* Begin Material for the task *

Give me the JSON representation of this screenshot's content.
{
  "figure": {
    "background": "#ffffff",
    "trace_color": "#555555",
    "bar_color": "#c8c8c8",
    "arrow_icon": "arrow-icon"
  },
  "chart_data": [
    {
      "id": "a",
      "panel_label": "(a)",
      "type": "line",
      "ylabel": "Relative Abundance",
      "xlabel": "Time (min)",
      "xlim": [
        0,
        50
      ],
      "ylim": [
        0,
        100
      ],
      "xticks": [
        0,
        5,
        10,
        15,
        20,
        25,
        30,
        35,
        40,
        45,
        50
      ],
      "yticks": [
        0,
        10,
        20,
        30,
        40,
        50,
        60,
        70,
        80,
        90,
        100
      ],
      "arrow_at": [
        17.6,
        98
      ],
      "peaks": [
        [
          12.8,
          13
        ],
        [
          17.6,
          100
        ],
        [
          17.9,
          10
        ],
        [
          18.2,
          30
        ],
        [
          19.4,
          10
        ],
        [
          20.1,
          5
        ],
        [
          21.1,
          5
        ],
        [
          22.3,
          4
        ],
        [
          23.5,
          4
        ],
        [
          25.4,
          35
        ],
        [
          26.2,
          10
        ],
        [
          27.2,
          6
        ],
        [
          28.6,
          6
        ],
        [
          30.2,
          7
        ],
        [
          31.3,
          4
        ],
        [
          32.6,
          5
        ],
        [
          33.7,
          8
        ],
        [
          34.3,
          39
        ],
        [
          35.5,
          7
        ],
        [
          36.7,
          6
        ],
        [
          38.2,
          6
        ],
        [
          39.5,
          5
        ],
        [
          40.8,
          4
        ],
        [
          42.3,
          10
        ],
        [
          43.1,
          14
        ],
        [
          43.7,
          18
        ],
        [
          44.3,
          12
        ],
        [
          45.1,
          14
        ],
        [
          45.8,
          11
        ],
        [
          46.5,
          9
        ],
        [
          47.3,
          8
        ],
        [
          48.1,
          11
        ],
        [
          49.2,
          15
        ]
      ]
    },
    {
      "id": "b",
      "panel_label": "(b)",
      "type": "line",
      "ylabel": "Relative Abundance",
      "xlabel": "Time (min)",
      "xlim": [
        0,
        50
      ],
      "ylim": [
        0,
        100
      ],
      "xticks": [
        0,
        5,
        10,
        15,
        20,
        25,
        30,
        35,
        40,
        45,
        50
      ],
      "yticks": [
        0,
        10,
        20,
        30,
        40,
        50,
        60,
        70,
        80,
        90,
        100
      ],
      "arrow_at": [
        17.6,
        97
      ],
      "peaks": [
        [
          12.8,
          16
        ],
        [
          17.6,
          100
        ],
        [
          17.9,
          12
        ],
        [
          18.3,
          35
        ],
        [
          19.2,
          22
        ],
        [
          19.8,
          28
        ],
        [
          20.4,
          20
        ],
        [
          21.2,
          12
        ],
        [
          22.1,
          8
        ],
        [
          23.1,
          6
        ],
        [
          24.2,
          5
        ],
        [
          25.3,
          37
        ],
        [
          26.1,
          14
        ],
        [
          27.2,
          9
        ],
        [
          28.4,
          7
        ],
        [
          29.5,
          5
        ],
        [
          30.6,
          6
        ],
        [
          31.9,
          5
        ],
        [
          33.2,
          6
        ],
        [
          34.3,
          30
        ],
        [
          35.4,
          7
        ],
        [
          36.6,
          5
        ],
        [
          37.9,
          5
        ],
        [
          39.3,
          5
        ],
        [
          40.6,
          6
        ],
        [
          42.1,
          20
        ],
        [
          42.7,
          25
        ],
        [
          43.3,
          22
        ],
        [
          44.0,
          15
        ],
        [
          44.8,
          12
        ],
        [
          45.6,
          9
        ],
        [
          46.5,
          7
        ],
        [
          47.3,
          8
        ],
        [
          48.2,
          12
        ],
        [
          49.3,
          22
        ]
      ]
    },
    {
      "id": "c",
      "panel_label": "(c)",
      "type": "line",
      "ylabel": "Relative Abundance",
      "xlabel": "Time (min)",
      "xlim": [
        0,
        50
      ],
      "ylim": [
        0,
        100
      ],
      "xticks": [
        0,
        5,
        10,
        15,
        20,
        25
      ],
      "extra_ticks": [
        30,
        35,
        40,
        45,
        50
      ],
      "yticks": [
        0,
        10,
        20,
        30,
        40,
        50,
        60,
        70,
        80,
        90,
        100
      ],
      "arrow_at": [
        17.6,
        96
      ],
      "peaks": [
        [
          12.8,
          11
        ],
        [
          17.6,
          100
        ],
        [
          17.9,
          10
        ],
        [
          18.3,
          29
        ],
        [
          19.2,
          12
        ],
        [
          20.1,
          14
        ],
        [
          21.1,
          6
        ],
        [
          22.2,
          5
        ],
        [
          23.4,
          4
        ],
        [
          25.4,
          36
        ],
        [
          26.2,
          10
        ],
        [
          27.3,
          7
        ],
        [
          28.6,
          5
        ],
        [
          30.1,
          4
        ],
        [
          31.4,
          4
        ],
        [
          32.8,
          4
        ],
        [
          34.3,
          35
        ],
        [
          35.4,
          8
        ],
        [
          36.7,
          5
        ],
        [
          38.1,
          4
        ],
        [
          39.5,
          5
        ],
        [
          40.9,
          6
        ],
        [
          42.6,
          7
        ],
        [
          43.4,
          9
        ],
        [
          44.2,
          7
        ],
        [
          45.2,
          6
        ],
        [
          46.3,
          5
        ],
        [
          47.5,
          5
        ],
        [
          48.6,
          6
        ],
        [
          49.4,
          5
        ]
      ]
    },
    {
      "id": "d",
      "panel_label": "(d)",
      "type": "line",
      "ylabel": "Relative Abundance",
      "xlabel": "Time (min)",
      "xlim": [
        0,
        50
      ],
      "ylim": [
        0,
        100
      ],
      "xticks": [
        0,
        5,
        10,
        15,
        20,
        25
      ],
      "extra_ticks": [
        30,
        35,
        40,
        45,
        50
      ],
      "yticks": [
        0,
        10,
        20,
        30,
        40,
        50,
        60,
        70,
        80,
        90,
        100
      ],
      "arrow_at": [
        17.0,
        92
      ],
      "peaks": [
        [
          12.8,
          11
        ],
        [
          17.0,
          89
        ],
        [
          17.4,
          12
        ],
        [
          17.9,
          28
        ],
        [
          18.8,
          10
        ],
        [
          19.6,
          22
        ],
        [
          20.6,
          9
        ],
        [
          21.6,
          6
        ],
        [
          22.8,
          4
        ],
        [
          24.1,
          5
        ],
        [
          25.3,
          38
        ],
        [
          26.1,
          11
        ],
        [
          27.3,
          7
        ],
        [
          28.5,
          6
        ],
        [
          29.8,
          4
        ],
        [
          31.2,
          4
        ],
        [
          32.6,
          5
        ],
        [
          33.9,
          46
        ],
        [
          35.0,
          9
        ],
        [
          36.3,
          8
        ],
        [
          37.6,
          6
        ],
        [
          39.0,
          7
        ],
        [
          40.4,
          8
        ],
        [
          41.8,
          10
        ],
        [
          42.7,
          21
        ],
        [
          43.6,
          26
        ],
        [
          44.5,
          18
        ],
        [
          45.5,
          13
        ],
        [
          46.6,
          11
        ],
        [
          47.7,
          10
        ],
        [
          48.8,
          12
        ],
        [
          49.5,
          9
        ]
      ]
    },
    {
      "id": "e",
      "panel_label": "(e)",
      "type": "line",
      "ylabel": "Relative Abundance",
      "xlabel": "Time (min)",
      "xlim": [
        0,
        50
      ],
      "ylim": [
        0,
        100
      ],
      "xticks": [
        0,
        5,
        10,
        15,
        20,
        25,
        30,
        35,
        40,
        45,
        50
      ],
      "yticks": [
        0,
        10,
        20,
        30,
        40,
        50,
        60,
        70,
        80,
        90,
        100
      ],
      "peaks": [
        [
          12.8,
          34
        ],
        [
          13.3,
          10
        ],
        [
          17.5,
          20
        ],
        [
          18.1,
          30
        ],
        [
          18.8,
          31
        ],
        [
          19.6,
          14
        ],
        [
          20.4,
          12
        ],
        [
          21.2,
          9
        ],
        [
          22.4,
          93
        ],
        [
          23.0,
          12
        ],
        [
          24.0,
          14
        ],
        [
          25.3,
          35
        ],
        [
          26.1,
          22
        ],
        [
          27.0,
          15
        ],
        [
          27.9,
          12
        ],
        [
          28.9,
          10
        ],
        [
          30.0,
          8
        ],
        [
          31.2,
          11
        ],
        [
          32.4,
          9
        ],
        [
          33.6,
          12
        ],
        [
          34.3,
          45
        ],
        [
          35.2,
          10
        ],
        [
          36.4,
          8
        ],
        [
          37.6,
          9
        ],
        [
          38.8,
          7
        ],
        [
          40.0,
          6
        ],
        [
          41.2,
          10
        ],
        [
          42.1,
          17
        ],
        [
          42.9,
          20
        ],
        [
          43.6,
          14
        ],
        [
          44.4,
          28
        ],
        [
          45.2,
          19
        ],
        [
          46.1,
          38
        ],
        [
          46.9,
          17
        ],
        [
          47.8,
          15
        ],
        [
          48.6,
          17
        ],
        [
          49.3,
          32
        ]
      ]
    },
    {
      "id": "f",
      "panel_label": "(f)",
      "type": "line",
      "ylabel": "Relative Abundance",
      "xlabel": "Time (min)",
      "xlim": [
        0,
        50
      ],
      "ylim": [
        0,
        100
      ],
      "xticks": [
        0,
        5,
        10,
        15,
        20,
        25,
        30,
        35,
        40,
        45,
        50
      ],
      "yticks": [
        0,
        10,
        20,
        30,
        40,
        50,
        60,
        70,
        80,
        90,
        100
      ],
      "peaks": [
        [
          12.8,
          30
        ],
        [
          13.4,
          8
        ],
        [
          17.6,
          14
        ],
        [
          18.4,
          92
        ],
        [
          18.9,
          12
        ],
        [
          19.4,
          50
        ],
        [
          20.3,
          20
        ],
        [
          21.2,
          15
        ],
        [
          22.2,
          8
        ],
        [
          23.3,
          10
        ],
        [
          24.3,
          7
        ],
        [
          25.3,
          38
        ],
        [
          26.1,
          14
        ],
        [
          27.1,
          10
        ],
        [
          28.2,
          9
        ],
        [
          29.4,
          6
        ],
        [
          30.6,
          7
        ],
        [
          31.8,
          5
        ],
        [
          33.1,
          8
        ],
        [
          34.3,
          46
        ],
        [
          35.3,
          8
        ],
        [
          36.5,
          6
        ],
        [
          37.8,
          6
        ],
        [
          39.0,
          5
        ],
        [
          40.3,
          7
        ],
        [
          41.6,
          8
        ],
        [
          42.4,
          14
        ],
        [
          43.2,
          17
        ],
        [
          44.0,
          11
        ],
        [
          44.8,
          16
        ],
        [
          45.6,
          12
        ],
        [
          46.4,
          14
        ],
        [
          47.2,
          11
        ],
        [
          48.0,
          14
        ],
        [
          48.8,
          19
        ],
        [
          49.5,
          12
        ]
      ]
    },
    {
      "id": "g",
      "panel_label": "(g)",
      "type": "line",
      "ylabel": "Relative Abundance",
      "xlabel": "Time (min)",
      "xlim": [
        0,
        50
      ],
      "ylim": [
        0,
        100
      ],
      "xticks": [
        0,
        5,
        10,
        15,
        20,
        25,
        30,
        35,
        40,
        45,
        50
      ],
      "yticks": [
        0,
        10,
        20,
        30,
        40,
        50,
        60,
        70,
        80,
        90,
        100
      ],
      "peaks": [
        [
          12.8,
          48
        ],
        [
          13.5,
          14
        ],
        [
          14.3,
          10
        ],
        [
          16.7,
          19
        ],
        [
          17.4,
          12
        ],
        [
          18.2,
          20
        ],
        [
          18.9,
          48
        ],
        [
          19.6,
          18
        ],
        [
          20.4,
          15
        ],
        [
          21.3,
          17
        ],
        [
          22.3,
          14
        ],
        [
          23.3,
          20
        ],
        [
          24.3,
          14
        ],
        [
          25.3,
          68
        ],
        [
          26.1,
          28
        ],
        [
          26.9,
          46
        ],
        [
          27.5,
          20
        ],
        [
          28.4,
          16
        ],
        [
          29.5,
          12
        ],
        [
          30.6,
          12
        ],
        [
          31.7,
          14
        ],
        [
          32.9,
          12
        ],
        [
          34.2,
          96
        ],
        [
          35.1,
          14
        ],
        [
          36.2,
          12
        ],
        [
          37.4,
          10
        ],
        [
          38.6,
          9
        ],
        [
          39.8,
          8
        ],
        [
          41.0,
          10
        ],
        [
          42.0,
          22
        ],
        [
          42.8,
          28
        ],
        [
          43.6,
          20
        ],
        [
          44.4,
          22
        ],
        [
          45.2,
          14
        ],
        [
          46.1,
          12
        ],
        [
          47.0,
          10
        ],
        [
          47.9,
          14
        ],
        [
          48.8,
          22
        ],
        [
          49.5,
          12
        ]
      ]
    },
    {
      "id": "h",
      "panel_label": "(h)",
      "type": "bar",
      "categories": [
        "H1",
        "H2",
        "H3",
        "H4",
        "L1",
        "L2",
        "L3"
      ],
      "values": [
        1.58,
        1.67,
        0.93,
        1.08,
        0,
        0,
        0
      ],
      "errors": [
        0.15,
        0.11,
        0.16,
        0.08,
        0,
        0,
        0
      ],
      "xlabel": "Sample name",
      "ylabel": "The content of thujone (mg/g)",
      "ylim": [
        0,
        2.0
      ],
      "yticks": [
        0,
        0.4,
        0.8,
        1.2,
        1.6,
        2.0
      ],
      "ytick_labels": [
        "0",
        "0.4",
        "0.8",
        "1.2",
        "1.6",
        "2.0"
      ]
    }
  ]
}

* End Material for the task *

What to produce
Check each line of the records above for "content", and copy those that have it.

Solution to the problem
Give me the JSON representation of this screenshot's content.
      "ylabel": "The content of thujone (mg/g)",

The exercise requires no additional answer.